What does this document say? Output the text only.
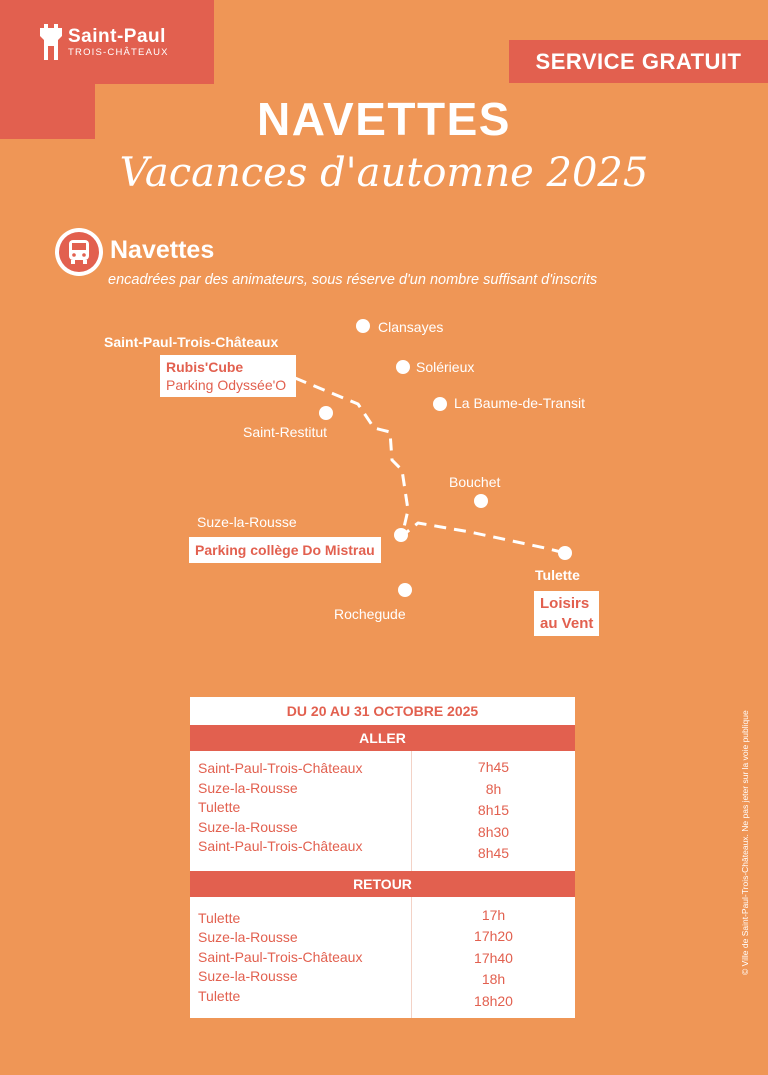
Saint-Paul
TROIS-CHÂTEAUX	SERVICE GRATUIT
NAVETTES
Vacances d'automne 2025
Navettes
encadrées par des animateurs, sous réserve d'un nombre suffisant d'inscrits
Saint-Paul-Trois-Châteaux
Rubis'Cube
Parking Odyssée'O
Clansayes
Solérieux
La Baume-de-Transit
Saint-Restitut
Bouchet
Suze-la-Rousse
Parking collège Do Mistrau
Tulette
Loisirs
au Vent
Rochegude
DU 20 AU 31 OCTOBRE 2025
ALLER
Saint-Paul-Trois-Châteaux
Suze-la-Rousse
Tulette
Suze-la-Rousse
Saint-Paul-Trois-Châteaux
7h45
8h
8h15
8h30
8h45
RETOUR
Tulette
Suze-la-Rousse
Saint-Paul-Trois-Châteaux
Suze-la-Rousse
Tulette
17h
17h20
17h40
18h
18h20
© Ville de Saint-Paul-Trois-Châteaux. Ne pas jeter sur la voie publique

Problem details
Copy the material shown above in full and exactly. Skip the pictures.

Full output
What does this document say? Output the text only.
Saint-Paul
TROIS-CHÂTEAUX	SERVICE GRATUIT
NAVETTES
Vacances d'automne 2025
Navettes
encadrées par des animateurs, sous réserve d'un nombre suffisant d'inscrits
Saint-Paul-Trois-Châteaux
Rubis'Cube
Parking Odyssée'O
Clansayes
Solérieux
La Baume-de-Transit
Saint-Restitut
Bouchet
Suze-la-Rousse
Parking collège Do Mistrau
Tulette
Loisirs
au Vent
Rochegude
DU 20 AU 31 OCTOBRE 2025
ALLER
Saint-Paul-Trois-Châteaux
Suze-la-Rousse
Tulette
Suze-la-Rousse
Saint-Paul-Trois-Châteaux
7h45
8h
8h15
8h30
8h45
RETOUR
Tulette
Suze-la-Rousse
Saint-Paul-Trois-Châteaux
Suze-la-Rousse
Tulette
17h
17h20
17h40
18h
18h20
© Ville de Saint-Paul-Trois-Châteaux. Ne pas jeter sur la voie publique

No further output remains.